-------- Records shown

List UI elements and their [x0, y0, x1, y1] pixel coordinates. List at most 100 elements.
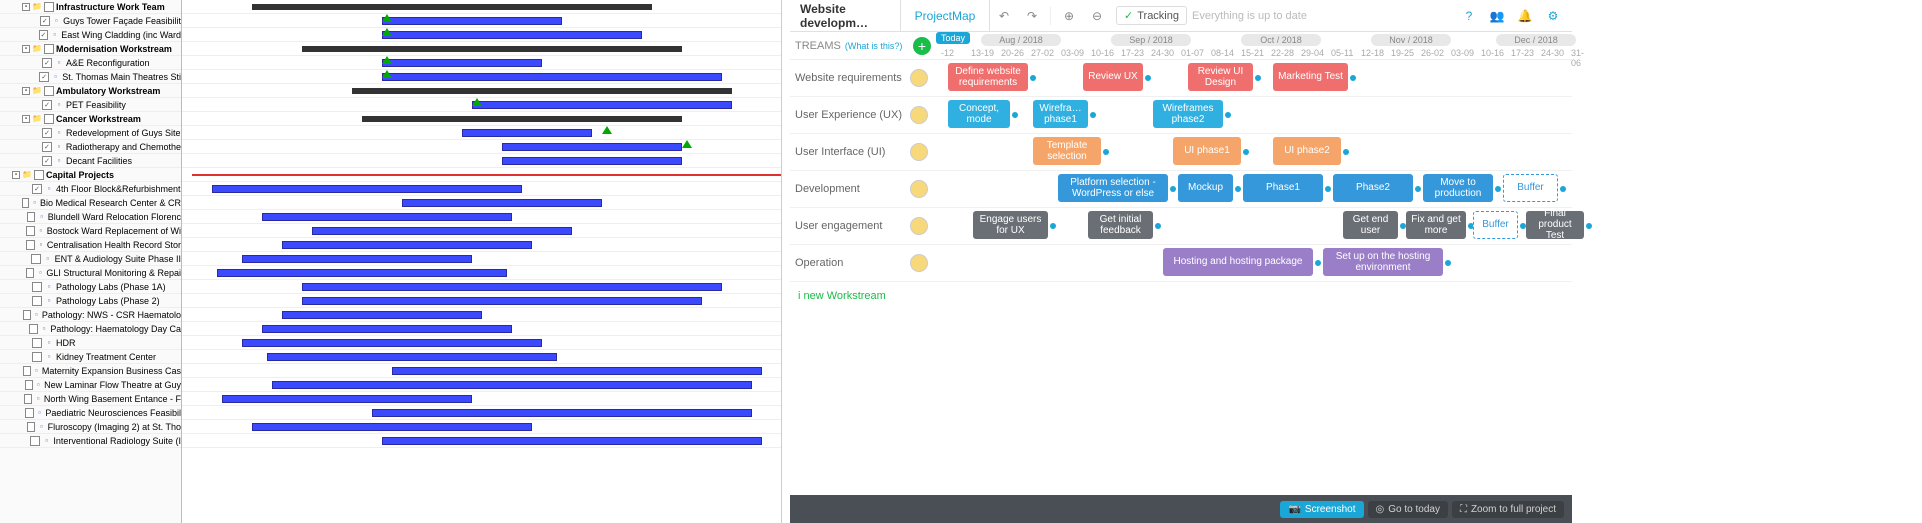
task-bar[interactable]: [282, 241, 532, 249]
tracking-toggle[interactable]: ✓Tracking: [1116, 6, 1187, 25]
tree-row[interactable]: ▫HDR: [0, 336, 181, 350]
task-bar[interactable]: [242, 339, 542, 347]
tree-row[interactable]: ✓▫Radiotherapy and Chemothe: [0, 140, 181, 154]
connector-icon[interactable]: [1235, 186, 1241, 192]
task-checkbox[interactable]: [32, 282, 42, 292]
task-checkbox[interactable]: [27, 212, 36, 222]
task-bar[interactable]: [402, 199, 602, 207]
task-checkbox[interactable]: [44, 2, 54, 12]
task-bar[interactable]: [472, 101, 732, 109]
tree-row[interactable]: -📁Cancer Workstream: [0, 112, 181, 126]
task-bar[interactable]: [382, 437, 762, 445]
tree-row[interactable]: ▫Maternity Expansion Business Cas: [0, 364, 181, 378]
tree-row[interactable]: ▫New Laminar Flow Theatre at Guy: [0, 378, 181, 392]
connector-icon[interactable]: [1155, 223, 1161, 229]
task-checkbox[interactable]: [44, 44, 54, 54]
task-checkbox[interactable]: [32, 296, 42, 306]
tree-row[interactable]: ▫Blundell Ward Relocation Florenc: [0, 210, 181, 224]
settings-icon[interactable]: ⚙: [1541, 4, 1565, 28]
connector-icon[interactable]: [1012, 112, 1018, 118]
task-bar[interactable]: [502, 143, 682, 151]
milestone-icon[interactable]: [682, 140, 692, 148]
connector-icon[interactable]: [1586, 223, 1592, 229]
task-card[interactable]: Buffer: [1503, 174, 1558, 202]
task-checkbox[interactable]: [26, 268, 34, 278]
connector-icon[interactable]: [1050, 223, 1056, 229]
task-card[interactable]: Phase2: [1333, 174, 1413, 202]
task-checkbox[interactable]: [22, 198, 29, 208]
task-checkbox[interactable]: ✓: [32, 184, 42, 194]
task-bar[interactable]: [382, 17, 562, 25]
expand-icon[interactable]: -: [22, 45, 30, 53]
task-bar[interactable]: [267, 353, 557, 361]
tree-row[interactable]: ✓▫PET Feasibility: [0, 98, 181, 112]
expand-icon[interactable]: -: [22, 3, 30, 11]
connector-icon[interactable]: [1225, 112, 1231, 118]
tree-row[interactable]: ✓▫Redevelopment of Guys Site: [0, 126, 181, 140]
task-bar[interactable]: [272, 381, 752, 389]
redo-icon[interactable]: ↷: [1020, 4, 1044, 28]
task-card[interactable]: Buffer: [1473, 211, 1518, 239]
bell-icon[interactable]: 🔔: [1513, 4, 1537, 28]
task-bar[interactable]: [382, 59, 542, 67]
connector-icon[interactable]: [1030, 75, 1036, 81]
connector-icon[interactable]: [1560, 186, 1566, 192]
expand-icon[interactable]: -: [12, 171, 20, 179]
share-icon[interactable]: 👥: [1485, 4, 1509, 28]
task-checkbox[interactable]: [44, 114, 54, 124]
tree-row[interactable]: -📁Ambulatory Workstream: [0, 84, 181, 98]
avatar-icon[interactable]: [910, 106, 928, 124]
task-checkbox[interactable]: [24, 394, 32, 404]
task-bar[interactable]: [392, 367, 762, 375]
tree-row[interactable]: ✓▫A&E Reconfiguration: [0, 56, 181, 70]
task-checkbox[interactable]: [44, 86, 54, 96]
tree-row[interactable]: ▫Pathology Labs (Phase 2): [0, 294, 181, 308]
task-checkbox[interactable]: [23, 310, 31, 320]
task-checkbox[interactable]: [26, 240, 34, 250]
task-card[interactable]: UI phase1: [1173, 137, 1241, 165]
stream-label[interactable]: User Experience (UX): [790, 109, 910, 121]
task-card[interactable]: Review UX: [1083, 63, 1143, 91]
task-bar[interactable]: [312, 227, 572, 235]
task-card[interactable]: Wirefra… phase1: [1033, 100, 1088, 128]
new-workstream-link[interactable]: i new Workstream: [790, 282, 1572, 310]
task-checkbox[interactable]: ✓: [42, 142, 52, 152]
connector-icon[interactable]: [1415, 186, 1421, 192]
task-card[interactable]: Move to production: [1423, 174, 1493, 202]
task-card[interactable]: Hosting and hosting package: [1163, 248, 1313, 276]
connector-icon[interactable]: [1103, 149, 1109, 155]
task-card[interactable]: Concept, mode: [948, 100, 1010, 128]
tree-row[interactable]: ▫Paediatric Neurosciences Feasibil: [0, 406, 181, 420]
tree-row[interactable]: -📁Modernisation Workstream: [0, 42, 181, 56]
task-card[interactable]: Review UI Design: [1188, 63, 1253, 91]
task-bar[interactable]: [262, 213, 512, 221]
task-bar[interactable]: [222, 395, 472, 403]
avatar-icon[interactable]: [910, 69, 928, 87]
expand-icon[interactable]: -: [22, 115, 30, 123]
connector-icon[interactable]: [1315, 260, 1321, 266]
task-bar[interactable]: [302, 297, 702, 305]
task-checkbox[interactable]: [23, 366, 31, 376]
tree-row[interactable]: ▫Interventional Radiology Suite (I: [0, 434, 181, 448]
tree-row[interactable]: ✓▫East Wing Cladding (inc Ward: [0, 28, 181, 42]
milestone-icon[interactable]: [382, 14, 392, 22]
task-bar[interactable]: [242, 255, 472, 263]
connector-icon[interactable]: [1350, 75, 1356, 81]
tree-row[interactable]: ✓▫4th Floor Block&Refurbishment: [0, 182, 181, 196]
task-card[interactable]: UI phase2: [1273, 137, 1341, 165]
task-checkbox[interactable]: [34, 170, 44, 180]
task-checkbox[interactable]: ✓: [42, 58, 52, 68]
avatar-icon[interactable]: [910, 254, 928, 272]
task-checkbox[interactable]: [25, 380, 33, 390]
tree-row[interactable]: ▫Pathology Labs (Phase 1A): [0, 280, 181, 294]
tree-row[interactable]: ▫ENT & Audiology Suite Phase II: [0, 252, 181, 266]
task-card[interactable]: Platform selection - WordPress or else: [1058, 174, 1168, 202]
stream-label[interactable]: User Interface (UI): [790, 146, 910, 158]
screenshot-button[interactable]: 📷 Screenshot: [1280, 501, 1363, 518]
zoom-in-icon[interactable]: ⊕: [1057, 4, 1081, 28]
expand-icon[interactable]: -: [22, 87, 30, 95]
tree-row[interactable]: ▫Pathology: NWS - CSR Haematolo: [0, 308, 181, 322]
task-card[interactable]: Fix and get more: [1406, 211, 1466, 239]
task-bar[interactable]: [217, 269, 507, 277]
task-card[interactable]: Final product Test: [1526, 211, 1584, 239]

----------------

▶ **What this task involves**
Write out the lines of the material starting at the line that contains "task-bar[interactable]: [282, 241, 532, 249]" and ending at the line that contains "task-card[interactable]: Phase2: [1333, 174, 1413, 202]", reproducing each one exactly.

▶ **Written solution**
task-bar[interactable]: [282, 241, 532, 249]
tracking-toggle[interactable]: ✓Tracking: [1116, 6, 1187, 25]
tree-row[interactable]: ▫HDR: [0, 336, 181, 350]
task-bar[interactable]: [242, 339, 542, 347]
tree-row[interactable]: ✓▫Radiotherapy and Chemothe: [0, 140, 181, 154]
connector-icon[interactable]: [1235, 186, 1241, 192]
task-checkbox[interactable]: [32, 282, 42, 292]
task-checkbox[interactable]: [27, 212, 36, 222]
task-bar[interactable]: [402, 199, 602, 207]
task-checkbox[interactable]: [44, 2, 54, 12]
task-bar[interactable]: [472, 101, 732, 109]
tree-row[interactable]: -📁Cancer Workstream: [0, 112, 181, 126]
task-bar[interactable]: [382, 437, 762, 445]
tree-row[interactable]: ▫Maternity Expansion Business Cas: [0, 364, 181, 378]
tree-row[interactable]: ▫New Laminar Flow Theatre at Guy: [0, 378, 181, 392]
connector-icon[interactable]: [1155, 223, 1161, 229]
task-checkbox[interactable]: [44, 44, 54, 54]
task-checkbox[interactable]: [32, 296, 42, 306]
tree-row[interactable]: ▫Blundell Ward Relocation Florenc: [0, 210, 181, 224]
settings-icon[interactable]: ⚙: [1541, 4, 1565, 28]
connector-icon[interactable]: [1012, 112, 1018, 118]
task-bar[interactable]: [502, 143, 682, 151]
milestone-icon[interactable]: [682, 140, 692, 148]
connector-icon[interactable]: [1586, 223, 1592, 229]
task-card[interactable]: Buffer: [1503, 174, 1558, 202]
task-checkbox[interactable]: [26, 268, 34, 278]
connector-icon[interactable]: [1050, 223, 1056, 229]
task-card[interactable]: Phase2: [1333, 174, 1413, 202]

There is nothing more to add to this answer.